═════ Data listing

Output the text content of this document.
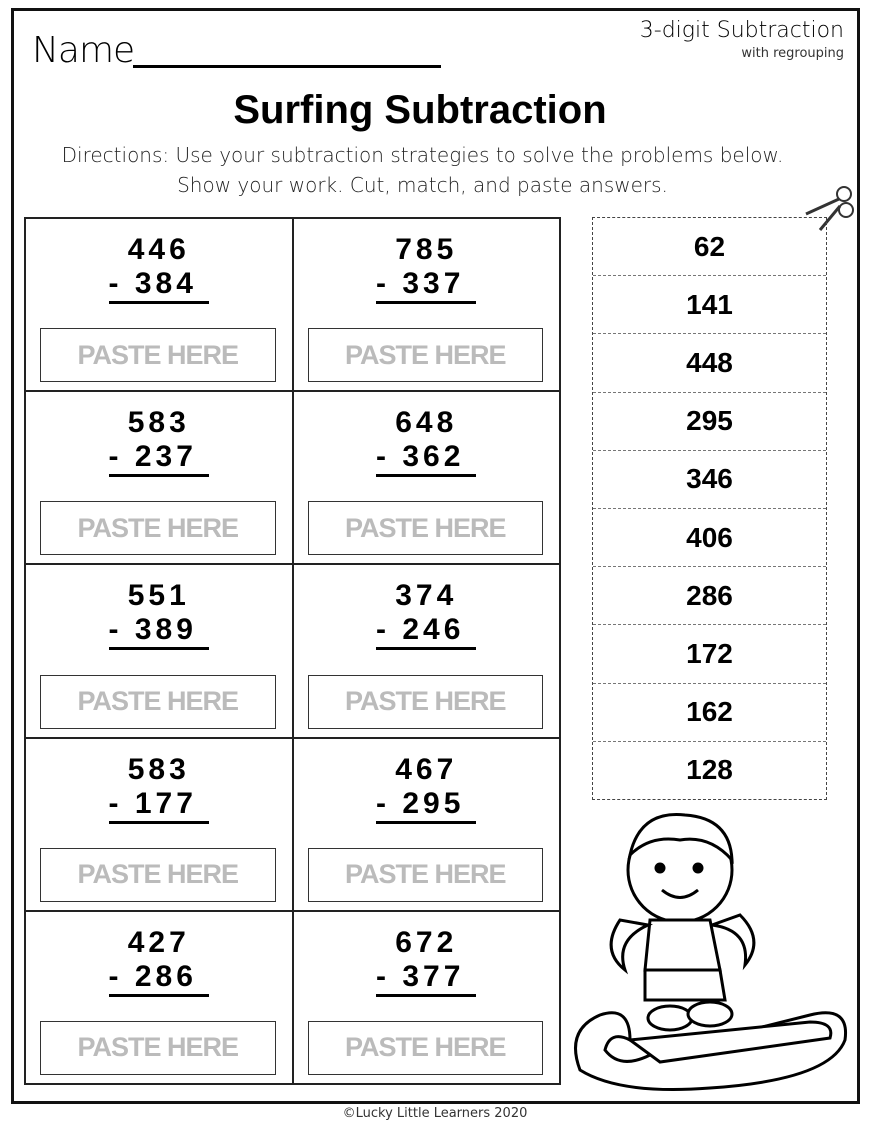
Name	3-digit Subtraction
with regrouping
Surfing Subtraction
Directions: Use your subtraction strategies to solve the problems below.
Show your work. Cut, match, and paste answers.
446
- 384
PASTE HERE
785
- 337
PASTE HERE
583
- 237
PASTE HERE
648
- 362
PASTE HERE
551
- 389
PASTE HERE
374
- 246
PASTE HERE
583
- 177
PASTE HERE
467
- 295
PASTE HERE
427
- 286
PASTE HERE
672
- 377
PASTE HERE
62
141
448
295
346
406
286
172
162
128
©Lucky Little Learners 2020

══════════

__What the exercise asks__: For each line of the entries that includes "your", show that line.

__Result of the exercise__:
Directions: Use your subtraction strategies to solve the problems below.
Show your work. Cut, match, and paste answers.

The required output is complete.